* YOUR OBJECTIVE *
Copy out all lines carrying the word "marker".

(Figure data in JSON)
----
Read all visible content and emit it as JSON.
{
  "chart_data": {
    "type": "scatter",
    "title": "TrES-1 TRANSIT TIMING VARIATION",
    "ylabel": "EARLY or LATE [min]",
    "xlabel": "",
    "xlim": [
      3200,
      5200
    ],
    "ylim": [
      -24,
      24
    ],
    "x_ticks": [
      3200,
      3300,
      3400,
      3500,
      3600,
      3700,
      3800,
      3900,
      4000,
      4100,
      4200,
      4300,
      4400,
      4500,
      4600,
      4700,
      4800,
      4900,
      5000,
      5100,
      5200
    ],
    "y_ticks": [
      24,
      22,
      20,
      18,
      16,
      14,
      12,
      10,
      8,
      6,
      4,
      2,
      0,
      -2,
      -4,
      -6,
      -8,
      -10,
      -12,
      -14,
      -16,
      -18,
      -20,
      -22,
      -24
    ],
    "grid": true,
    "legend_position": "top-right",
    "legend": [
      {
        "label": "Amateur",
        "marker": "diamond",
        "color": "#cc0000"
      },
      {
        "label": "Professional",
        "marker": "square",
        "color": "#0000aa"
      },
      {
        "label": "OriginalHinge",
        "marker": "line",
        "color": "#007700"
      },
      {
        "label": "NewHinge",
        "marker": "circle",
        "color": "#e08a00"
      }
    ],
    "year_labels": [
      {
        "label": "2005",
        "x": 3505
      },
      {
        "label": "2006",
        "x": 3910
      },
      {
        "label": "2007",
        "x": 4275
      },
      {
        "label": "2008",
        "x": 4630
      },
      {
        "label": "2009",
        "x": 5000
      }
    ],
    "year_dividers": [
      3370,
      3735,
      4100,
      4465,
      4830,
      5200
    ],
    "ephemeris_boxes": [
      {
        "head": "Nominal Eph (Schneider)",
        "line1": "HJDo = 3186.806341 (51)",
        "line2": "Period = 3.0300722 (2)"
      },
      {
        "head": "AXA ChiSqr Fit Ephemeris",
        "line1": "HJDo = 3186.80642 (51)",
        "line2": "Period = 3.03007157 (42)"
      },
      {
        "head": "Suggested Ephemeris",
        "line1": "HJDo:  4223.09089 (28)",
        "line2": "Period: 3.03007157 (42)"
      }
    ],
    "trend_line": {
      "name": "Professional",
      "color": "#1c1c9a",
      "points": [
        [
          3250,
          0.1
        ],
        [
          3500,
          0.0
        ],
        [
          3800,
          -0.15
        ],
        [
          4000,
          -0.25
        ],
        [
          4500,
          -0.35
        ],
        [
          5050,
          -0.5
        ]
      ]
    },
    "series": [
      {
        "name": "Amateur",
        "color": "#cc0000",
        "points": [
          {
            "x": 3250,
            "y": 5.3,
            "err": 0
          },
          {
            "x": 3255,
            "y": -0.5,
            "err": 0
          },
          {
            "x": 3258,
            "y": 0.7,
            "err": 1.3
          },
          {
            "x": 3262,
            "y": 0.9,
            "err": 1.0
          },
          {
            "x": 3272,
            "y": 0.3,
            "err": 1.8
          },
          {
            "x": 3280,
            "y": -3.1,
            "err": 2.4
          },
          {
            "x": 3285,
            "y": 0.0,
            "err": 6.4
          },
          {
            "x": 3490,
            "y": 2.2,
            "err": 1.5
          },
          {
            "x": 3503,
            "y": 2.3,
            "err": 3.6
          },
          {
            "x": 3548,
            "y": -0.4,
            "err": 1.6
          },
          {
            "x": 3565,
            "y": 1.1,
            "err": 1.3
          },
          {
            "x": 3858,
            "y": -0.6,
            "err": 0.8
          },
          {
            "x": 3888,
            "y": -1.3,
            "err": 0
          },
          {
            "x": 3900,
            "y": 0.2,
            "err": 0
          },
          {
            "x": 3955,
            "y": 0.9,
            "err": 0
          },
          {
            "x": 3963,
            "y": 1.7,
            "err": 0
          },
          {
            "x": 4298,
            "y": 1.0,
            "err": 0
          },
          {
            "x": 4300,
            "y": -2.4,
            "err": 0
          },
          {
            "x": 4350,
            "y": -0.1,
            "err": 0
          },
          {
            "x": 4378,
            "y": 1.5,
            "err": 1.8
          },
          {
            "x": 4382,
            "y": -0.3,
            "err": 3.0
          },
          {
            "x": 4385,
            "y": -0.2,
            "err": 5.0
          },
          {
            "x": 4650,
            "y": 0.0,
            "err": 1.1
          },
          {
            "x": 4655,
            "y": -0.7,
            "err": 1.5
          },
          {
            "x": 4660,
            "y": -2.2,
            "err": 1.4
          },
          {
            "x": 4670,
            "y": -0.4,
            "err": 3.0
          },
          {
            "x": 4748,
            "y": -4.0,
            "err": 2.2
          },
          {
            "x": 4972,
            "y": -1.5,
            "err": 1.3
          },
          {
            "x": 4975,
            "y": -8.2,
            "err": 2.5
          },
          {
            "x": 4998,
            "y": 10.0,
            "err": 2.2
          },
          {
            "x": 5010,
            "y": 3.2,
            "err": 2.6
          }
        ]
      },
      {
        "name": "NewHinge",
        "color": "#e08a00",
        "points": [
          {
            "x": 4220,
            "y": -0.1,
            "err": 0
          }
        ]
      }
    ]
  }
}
----
* RESPONSE TO THIS TASK *
        "marker": "diamond",
        "marker": "square",
        "marker": "line",
        "marker": "circle",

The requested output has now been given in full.